§ INSTRUCTION
Where a line contains the word "klancu", copy that line in full.

▼

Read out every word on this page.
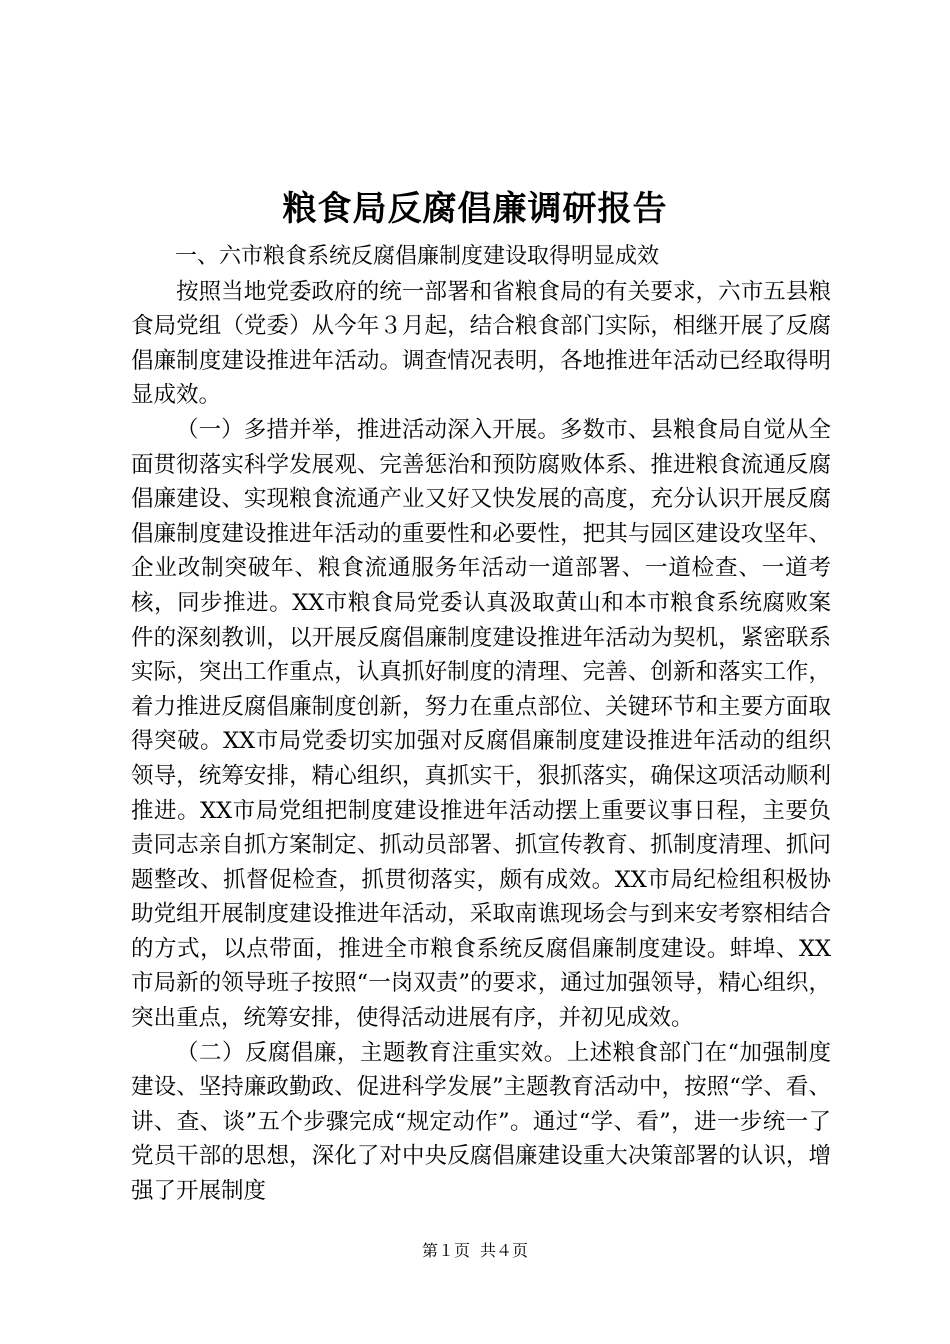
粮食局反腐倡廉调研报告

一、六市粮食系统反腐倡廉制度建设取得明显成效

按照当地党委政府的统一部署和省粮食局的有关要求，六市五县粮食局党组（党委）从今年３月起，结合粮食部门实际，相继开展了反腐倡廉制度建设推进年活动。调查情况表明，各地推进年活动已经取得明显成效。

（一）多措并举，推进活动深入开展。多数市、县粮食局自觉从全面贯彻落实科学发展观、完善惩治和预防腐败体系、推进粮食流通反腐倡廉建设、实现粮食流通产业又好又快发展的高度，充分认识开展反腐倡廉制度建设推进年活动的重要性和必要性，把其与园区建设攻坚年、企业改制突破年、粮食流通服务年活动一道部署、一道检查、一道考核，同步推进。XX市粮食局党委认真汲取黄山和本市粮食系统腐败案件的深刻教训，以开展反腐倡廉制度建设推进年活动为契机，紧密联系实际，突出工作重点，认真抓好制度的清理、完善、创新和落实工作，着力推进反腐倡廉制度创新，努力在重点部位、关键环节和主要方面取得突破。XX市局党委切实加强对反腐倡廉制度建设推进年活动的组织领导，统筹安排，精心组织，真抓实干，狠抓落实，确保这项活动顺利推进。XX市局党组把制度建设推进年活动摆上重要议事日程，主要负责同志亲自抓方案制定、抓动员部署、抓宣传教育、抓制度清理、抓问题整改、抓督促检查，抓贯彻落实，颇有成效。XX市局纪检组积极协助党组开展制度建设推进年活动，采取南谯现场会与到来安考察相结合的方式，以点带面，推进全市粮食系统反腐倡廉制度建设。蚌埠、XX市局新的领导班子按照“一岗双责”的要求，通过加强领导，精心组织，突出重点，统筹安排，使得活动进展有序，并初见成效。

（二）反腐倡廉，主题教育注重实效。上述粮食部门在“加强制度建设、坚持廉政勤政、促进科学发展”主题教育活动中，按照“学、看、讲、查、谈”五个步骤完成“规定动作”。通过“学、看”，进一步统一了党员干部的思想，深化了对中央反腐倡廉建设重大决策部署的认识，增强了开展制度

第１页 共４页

▲
▼

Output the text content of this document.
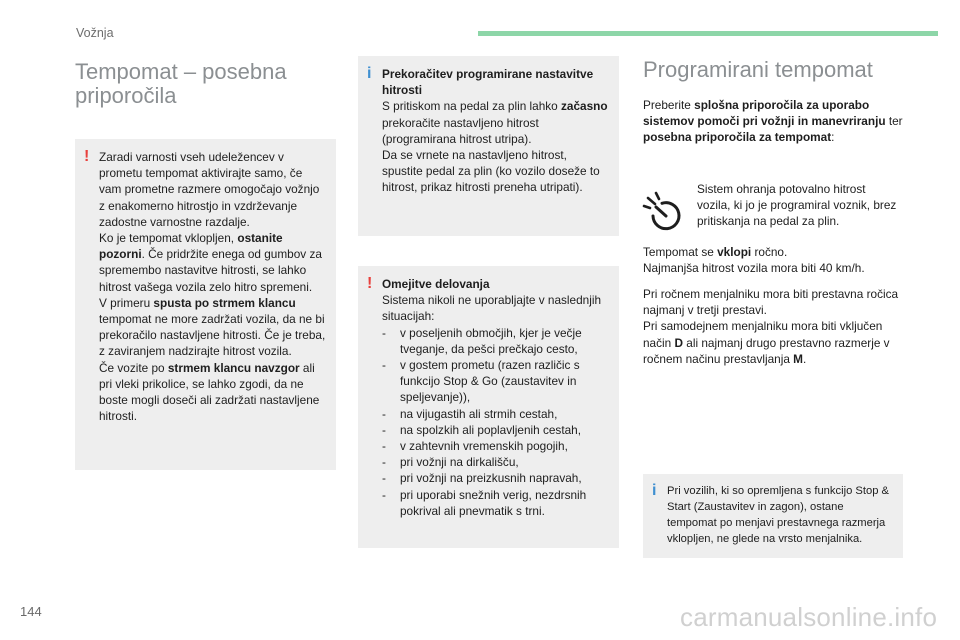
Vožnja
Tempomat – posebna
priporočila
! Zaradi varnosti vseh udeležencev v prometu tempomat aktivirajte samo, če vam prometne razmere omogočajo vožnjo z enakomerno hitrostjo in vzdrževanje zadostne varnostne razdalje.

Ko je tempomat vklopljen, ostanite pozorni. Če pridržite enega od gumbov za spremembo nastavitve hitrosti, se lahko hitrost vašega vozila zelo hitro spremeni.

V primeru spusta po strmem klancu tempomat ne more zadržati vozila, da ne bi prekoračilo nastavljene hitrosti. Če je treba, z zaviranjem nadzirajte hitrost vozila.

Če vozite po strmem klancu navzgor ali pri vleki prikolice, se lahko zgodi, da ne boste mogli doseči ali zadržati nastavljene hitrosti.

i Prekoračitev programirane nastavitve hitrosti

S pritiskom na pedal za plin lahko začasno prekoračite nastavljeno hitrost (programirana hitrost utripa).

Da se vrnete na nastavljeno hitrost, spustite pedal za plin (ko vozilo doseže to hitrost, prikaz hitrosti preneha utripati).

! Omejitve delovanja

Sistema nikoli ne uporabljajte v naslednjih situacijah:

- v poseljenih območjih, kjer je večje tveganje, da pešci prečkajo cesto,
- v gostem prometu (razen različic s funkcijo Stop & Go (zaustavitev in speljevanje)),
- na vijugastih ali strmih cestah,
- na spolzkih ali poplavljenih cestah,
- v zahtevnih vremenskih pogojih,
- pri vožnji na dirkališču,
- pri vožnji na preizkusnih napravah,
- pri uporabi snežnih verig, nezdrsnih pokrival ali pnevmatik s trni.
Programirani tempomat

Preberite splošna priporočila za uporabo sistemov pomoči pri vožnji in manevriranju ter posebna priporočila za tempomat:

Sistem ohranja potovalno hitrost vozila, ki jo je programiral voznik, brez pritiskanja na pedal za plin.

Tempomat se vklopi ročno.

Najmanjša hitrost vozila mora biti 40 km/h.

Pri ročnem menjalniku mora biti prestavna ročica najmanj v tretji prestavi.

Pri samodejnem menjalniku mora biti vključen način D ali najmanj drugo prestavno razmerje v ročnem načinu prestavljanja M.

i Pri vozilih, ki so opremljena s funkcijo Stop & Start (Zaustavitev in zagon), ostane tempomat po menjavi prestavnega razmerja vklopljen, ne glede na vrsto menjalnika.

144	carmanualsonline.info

▲
▼

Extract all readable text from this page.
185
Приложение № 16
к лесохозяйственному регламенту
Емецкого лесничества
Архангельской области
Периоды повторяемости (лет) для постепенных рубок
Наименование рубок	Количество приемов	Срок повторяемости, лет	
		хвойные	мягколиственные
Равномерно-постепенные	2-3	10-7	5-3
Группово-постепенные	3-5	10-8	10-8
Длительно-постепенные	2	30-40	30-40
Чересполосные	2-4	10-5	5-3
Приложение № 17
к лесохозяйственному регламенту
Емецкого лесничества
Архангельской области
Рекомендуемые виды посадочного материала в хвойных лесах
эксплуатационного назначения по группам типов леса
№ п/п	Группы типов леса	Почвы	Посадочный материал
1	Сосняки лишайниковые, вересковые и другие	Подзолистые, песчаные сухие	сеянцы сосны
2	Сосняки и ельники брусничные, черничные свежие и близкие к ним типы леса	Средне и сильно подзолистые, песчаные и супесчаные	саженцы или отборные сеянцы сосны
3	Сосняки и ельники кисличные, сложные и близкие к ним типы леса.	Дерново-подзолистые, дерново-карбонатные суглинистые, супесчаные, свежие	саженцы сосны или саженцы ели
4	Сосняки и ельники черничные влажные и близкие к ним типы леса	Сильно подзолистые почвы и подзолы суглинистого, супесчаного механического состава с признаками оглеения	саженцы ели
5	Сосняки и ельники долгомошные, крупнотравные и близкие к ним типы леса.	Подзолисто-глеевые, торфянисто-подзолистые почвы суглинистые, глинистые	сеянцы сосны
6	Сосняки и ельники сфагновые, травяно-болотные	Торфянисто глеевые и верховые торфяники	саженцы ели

▲

§ CORRECT ANSWER
V primeru spusta po strmem klancu tempomat ne more zadržati vozila, da ne bi prekoračilo nastavljene hitrosti. Če je treba, z zaviranjem nadzirajte hitrost vozila.
Če vozite po strmem klancu navzgor ali pri vleki prikolice, se lahko zgodi, da ne boste mogli doseči ali zadržati nastavljene hitrosti.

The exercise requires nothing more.